*PROBLEM TO SOLVE*: The answer should be a single number: how many lines of the entries below hold the word "subtitle".

# TASK DATA start

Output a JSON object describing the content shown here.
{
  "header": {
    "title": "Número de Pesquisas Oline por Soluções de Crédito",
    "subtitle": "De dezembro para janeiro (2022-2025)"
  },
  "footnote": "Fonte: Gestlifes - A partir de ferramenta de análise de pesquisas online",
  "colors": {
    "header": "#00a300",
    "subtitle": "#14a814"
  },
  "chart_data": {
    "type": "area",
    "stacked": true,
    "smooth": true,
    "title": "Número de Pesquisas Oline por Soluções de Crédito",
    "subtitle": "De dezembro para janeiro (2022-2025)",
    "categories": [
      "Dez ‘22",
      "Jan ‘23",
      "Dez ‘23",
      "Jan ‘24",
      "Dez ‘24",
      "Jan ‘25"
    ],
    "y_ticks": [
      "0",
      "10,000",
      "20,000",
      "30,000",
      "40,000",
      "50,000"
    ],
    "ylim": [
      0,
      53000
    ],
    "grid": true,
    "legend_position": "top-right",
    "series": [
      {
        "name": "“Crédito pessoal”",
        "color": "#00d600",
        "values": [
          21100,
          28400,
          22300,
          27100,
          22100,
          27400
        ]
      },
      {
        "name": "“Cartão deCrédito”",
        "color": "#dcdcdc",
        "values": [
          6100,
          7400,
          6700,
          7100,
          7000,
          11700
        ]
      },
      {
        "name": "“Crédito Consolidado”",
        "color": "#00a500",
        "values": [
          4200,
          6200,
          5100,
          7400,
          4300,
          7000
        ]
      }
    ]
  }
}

# TASK DATA end

*WRITTEN REPLY*: 3